## Records for this exercise
- - - - -

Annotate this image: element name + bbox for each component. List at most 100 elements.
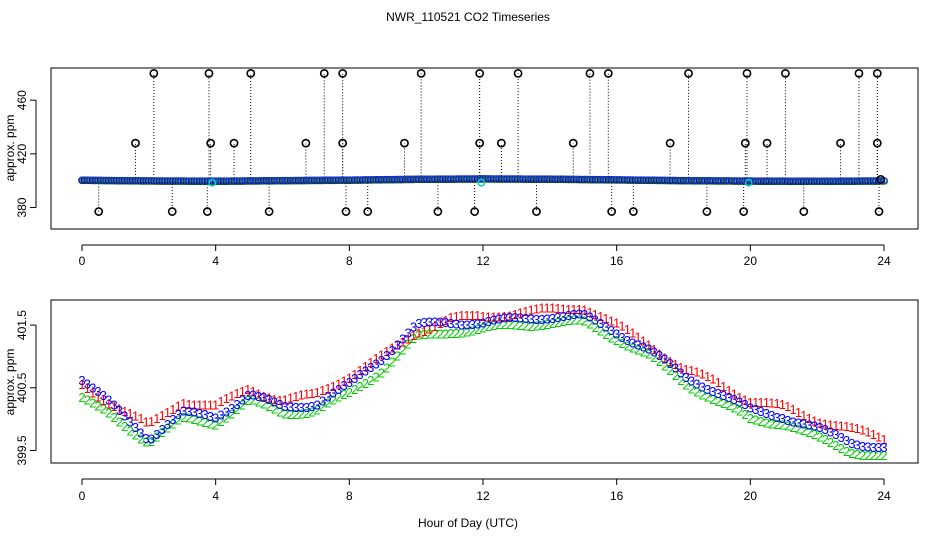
series-2-point: 2 bbox=[581, 313, 588, 328]
series-2-point: 2 bbox=[260, 396, 267, 411]
series-3-point: 3 bbox=[592, 313, 599, 328]
series-2-point: 2 bbox=[699, 387, 706, 402]
series-2-point: 2 bbox=[442, 326, 449, 341]
series-1-point: 1 bbox=[185, 397, 192, 412]
series-3-point: 3 bbox=[233, 397, 240, 412]
series-1-point: 1 bbox=[618, 319, 625, 334]
series-3-point: 3 bbox=[752, 402, 759, 417]
series-1-point: 1 bbox=[239, 384, 246, 399]
series-3-point: 3 bbox=[415, 316, 422, 331]
series-1-point: 1 bbox=[581, 302, 588, 317]
series-2-point: 2 bbox=[784, 419, 791, 434]
series-3-point: 3 bbox=[212, 410, 219, 425]
series-3-point: 3 bbox=[768, 408, 775, 423]
series-1-point: 1 bbox=[709, 372, 716, 387]
series-2-point: 2 bbox=[672, 368, 679, 383]
series-1-point: 1 bbox=[667, 354, 674, 369]
series-3-point: 3 bbox=[560, 309, 567, 324]
series-1-point: 1 bbox=[431, 319, 438, 334]
series-2-point: 2 bbox=[677, 373, 684, 388]
series-2-point: 2 bbox=[372, 369, 379, 384]
series-1-point: 1 bbox=[276, 393, 283, 408]
series-1-point: 1 bbox=[335, 377, 342, 392]
series-2-point: 2 bbox=[565, 313, 572, 328]
series-1-point: 1 bbox=[137, 411, 144, 426]
series-3-point: 3 bbox=[800, 417, 807, 432]
series-2-point: 2 bbox=[608, 330, 615, 345]
series-1-point: 1 bbox=[661, 350, 668, 365]
series-1-point: 1 bbox=[864, 424, 871, 439]
series-1-point: 1 bbox=[533, 301, 540, 316]
series-3-point: 3 bbox=[116, 403, 123, 418]
series-3-point: 3 bbox=[640, 340, 647, 355]
series-3-point: 3 bbox=[827, 424, 834, 439]
series-3-point: 3 bbox=[314, 398, 321, 413]
series-2-point: 2 bbox=[688, 381, 695, 396]
series-3-point: 3 bbox=[485, 314, 492, 329]
series-1-point: 1 bbox=[811, 413, 818, 428]
series-3-point: 3 bbox=[255, 389, 262, 404]
series-1-point: 1 bbox=[196, 398, 203, 413]
series-3-point: 3 bbox=[127, 414, 134, 429]
spike-point bbox=[229, 138, 239, 148]
series-2-point: 2 bbox=[223, 411, 230, 426]
series-1-point: 1 bbox=[164, 405, 171, 420]
series-3-point: 3 bbox=[816, 420, 823, 435]
series-1-point: 1 bbox=[346, 370, 353, 385]
series-2-point: 2 bbox=[217, 414, 224, 429]
series-1-point: 1 bbox=[538, 301, 545, 316]
series-1-point: 1 bbox=[228, 388, 235, 403]
series-2-point: 2 bbox=[469, 323, 476, 338]
series-2-point: 2 bbox=[233, 402, 240, 417]
series-2-point: 2 bbox=[576, 312, 583, 327]
spike-point bbox=[872, 68, 882, 78]
series-2-point: 2 bbox=[704, 390, 711, 405]
series-1-point: 1 bbox=[217, 394, 224, 409]
series-3-point: 3 bbox=[217, 408, 224, 423]
series-2-point: 2 bbox=[228, 406, 235, 421]
series-2-point: 2 bbox=[517, 318, 524, 333]
series-1-point: 1 bbox=[372, 351, 379, 366]
series-3-point: 3 bbox=[474, 317, 481, 332]
spike-point bbox=[513, 68, 523, 78]
series-2-point: 2 bbox=[854, 447, 861, 462]
series-2-point: 2 bbox=[880, 448, 887, 463]
top-plot-marks bbox=[78, 68, 889, 216]
series-2-point: 2 bbox=[495, 317, 502, 332]
series-3-point: 3 bbox=[271, 394, 278, 409]
series-2-point: 2 bbox=[362, 376, 369, 391]
series-3-point: 3 bbox=[811, 419, 818, 434]
series-2-point: 2 bbox=[383, 360, 390, 375]
series-3-point: 3 bbox=[431, 314, 438, 329]
series-3-point: 3 bbox=[319, 394, 326, 409]
series-1-point: 1 bbox=[683, 362, 690, 377]
series-3-point: 3 bbox=[292, 400, 299, 415]
series-1-point: 1 bbox=[249, 384, 256, 399]
spike-point bbox=[301, 138, 311, 148]
series-3-point: 3 bbox=[372, 357, 379, 372]
spike-point bbox=[475, 138, 485, 148]
series-3-point: 3 bbox=[463, 317, 470, 332]
y-tick-label: 380 bbox=[15, 197, 29, 217]
series-1-point: 1 bbox=[602, 311, 609, 326]
series-2-point: 2 bbox=[351, 382, 358, 397]
series-3-point: 3 bbox=[720, 388, 727, 403]
series-3-point: 3 bbox=[704, 382, 711, 397]
series-3-point: 3 bbox=[629, 335, 636, 350]
series-1-point: 1 bbox=[127, 406, 134, 421]
top-plot-frame bbox=[50, 67, 919, 230]
spike-point bbox=[532, 207, 541, 216]
series-1-point: 1 bbox=[287, 391, 294, 406]
series-1-point: 1 bbox=[244, 382, 251, 397]
series-2-point: 2 bbox=[720, 396, 727, 411]
series-3-point: 3 bbox=[143, 431, 150, 446]
series-3-point: 3 bbox=[693, 377, 700, 392]
series-3-point: 3 bbox=[84, 377, 91, 392]
series-1-point: 1 bbox=[479, 309, 486, 324]
series-3-point: 3 bbox=[169, 412, 176, 427]
series-1-point: 1 bbox=[549, 300, 556, 315]
series-3-point: 3 bbox=[549, 311, 556, 326]
series-2-point: 2 bbox=[249, 393, 256, 408]
series-2-point: 2 bbox=[656, 354, 663, 369]
series-1-point: 1 bbox=[207, 398, 214, 413]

- - - - -

## What is asked
Reproduce every row above verbatim, omitting the pictures.

## Answer to the task
Annotate this image: element name + bbox for each component. List at most 100 elements.
series-2-point: 2 bbox=[581, 313, 588, 328]
series-2-point: 2 bbox=[260, 396, 267, 411]
series-3-point: 3 bbox=[592, 313, 599, 328]
series-2-point: 2 bbox=[699, 387, 706, 402]
series-2-point: 2 bbox=[442, 326, 449, 341]
series-1-point: 1 bbox=[185, 397, 192, 412]
series-3-point: 3 bbox=[233, 397, 240, 412]
series-1-point: 1 bbox=[618, 319, 625, 334]
series-3-point: 3 bbox=[752, 402, 759, 417]
series-1-point: 1 bbox=[239, 384, 246, 399]
series-3-point: 3 bbox=[415, 316, 422, 331]
series-1-point: 1 bbox=[581, 302, 588, 317]
series-2-point: 2 bbox=[784, 419, 791, 434]
series-3-point: 3 bbox=[212, 410, 219, 425]
series-3-point: 3 bbox=[768, 408, 775, 423]
series-1-point: 1 bbox=[709, 372, 716, 387]
series-2-point: 2 bbox=[672, 368, 679, 383]
series-1-point: 1 bbox=[667, 354, 674, 369]
series-3-point: 3 bbox=[560, 309, 567, 324]
series-1-point: 1 bbox=[431, 319, 438, 334]
series-2-point: 2 bbox=[677, 373, 684, 388]
series-2-point: 2 bbox=[372, 369, 379, 384]
series-1-point: 1 bbox=[276, 393, 283, 408]
series-1-point: 1 bbox=[335, 377, 342, 392]
series-2-point: 2 bbox=[565, 313, 572, 328]
series-1-point: 1 bbox=[137, 411, 144, 426]
series-3-point: 3 bbox=[800, 417, 807, 432]
series-2-point: 2 bbox=[608, 330, 615, 345]
series-1-point: 1 bbox=[661, 350, 668, 365]
series-1-point: 1 bbox=[864, 424, 871, 439]
series-1-point: 1 bbox=[533, 301, 540, 316]
series-3-point: 3 bbox=[116, 403, 123, 418]
series-3-point: 3 bbox=[640, 340, 647, 355]
series-3-point: 3 bbox=[827, 424, 834, 439]
series-3-point: 3 bbox=[314, 398, 321, 413]
series-2-point: 2 bbox=[688, 381, 695, 396]
series-3-point: 3 bbox=[485, 314, 492, 329]
series-1-point: 1 bbox=[811, 413, 818, 428]
series-3-point: 3 bbox=[255, 389, 262, 404]
series-1-point: 1 bbox=[196, 398, 203, 413]
series-3-point: 3 bbox=[127, 414, 134, 429]
spike-point bbox=[229, 138, 239, 148]
series-2-point: 2 bbox=[223, 411, 230, 426]
series-1-point: 1 bbox=[164, 405, 171, 420]
series-3-point: 3 bbox=[816, 420, 823, 435]
series-1-point: 1 bbox=[346, 370, 353, 385]
series-2-point: 2 bbox=[217, 414, 224, 429]
series-1-point: 1 bbox=[538, 301, 545, 316]
series-1-point: 1 bbox=[228, 388, 235, 403]
series-2-point: 2 bbox=[469, 323, 476, 338]
series-2-point: 2 bbox=[233, 402, 240, 417]
series-2-point: 2 bbox=[576, 312, 583, 327]
spike-point bbox=[872, 68, 882, 78]
series-2-point: 2 bbox=[704, 390, 711, 405]
series-1-point: 1 bbox=[217, 394, 224, 409]
series-3-point: 3 bbox=[217, 408, 224, 423]
series-2-point: 2 bbox=[228, 406, 235, 421]
series-2-point: 2 bbox=[517, 318, 524, 333]
series-1-point: 1 bbox=[372, 351, 379, 366]
series-3-point: 3 bbox=[474, 317, 481, 332]
spike-point bbox=[513, 68, 523, 78]
series-2-point: 2 bbox=[854, 447, 861, 462]
series-2-point: 2 bbox=[880, 448, 887, 463]
top-plot-marks bbox=[78, 68, 889, 216]
series-2-point: 2 bbox=[495, 317, 502, 332]
series-3-point: 3 bbox=[271, 394, 278, 409]
series-2-point: 2 bbox=[362, 376, 369, 391]
series-3-point: 3 bbox=[811, 419, 818, 434]
series-2-point: 2 bbox=[383, 360, 390, 375]
series-3-point: 3 bbox=[431, 314, 438, 329]
series-3-point: 3 bbox=[319, 394, 326, 409]
series-1-point: 1 bbox=[683, 362, 690, 377]
series-3-point: 3 bbox=[292, 400, 299, 415]
series-1-point: 1 bbox=[249, 384, 256, 399]
spike-point bbox=[301, 138, 311, 148]
series-3-point: 3 bbox=[372, 357, 379, 372]
spike-point bbox=[475, 138, 485, 148]
series-3-point: 3 bbox=[463, 317, 470, 332]
y-tick-label: 380 bbox=[15, 197, 29, 217]
series-1-point: 1 bbox=[602, 311, 609, 326]
series-2-point: 2 bbox=[351, 382, 358, 397]
series-3-point: 3 bbox=[720, 388, 727, 403]
series-3-point: 3 bbox=[704, 382, 711, 397]
series-3-point: 3 bbox=[629, 335, 636, 350]
series-1-point: 1 bbox=[127, 406, 134, 421]
top-plot-frame bbox=[50, 67, 919, 230]
spike-point bbox=[532, 207, 541, 216]
series-1-point: 1 bbox=[287, 391, 294, 406]
series-1-point: 1 bbox=[244, 382, 251, 397]
series-2-point: 2 bbox=[720, 396, 727, 411]
series-3-point: 3 bbox=[143, 431, 150, 446]
series-3-point: 3 bbox=[693, 377, 700, 392]
series-3-point: 3 bbox=[84, 377, 91, 392]
series-1-point: 1 bbox=[479, 309, 486, 324]
series-3-point: 3 bbox=[169, 412, 176, 427]
series-1-point: 1 bbox=[549, 300, 556, 315]
series-3-point: 3 bbox=[549, 311, 556, 326]
series-2-point: 2 bbox=[249, 393, 256, 408]
series-2-point: 2 bbox=[656, 354, 663, 369]
series-1-point: 1 bbox=[207, 398, 214, 413]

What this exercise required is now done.